# Exercise task:
Pick out each line containing the string "conformitate".

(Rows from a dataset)
────────────────────────────────────────
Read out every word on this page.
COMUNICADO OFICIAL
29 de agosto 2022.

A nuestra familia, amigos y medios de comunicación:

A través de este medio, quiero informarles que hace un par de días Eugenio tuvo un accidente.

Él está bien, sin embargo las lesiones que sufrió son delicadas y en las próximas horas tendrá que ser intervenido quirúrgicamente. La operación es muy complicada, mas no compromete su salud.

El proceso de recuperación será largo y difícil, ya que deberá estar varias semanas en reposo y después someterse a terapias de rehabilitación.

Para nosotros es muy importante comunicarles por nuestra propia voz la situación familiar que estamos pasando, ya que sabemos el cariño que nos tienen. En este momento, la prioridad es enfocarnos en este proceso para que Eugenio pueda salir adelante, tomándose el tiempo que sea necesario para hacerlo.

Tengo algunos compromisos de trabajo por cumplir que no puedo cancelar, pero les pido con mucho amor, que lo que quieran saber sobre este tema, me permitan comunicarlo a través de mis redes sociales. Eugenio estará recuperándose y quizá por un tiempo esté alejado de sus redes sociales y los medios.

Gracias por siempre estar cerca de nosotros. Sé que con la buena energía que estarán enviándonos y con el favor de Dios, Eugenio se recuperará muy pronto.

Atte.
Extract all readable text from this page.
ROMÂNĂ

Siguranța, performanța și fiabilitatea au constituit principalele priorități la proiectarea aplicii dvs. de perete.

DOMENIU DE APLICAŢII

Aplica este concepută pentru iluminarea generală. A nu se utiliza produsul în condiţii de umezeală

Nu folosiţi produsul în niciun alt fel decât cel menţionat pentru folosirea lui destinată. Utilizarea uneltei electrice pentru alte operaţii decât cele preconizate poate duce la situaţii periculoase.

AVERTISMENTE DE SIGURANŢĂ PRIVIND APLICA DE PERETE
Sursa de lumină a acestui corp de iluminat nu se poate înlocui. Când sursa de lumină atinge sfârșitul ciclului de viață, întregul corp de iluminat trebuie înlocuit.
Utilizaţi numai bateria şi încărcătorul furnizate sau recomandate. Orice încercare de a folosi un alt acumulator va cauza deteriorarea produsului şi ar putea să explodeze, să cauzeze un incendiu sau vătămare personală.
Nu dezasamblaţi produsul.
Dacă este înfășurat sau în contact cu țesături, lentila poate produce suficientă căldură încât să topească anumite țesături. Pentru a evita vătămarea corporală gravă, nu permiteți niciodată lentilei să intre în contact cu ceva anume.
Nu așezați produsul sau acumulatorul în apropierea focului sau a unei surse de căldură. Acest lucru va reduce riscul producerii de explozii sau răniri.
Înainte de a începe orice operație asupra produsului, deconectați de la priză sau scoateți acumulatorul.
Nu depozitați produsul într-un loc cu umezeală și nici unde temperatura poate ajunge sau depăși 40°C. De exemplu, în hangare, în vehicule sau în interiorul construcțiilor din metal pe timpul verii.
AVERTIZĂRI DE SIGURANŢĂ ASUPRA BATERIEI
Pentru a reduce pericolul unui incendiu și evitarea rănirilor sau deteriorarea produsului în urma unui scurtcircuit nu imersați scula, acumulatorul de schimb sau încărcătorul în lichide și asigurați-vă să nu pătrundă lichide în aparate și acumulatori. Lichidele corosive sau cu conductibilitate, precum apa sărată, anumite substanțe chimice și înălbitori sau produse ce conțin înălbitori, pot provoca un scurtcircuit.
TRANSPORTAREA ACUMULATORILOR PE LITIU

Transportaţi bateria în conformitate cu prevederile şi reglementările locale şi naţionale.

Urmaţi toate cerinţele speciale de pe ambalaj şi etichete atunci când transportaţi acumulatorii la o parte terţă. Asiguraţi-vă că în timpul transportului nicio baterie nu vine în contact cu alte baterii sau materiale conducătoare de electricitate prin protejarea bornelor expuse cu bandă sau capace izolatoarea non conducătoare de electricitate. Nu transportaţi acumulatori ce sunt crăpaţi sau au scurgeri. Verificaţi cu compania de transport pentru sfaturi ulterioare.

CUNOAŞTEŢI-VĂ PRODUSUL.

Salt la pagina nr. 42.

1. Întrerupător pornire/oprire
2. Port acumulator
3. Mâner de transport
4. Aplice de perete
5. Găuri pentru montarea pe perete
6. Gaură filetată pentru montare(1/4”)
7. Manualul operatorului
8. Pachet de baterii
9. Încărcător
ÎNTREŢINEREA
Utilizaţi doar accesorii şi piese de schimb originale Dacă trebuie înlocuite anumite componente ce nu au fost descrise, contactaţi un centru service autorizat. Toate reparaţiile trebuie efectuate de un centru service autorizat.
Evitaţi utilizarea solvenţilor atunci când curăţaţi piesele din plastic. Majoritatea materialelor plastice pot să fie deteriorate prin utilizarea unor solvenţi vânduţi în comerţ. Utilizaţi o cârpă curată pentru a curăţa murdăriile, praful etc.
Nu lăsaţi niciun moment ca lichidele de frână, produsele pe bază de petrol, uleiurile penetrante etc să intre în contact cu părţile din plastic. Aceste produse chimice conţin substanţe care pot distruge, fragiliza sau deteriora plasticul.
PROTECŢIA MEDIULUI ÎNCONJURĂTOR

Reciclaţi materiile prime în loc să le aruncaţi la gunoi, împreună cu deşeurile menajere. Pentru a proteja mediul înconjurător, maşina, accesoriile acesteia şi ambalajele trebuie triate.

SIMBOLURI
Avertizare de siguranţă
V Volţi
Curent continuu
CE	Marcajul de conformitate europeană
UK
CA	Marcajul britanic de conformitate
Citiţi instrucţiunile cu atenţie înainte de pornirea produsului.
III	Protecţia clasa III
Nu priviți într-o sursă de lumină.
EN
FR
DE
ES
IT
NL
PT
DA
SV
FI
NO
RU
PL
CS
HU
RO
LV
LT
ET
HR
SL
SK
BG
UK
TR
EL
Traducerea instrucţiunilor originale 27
────────────────────────────────────────
# Right answer:
Transportaţi bateria în conformitate cu prevederile şi reglementările locale şi naţionale.
CE	Marcajul de conformitate europeană
CA	Marcajul britanic de conformitate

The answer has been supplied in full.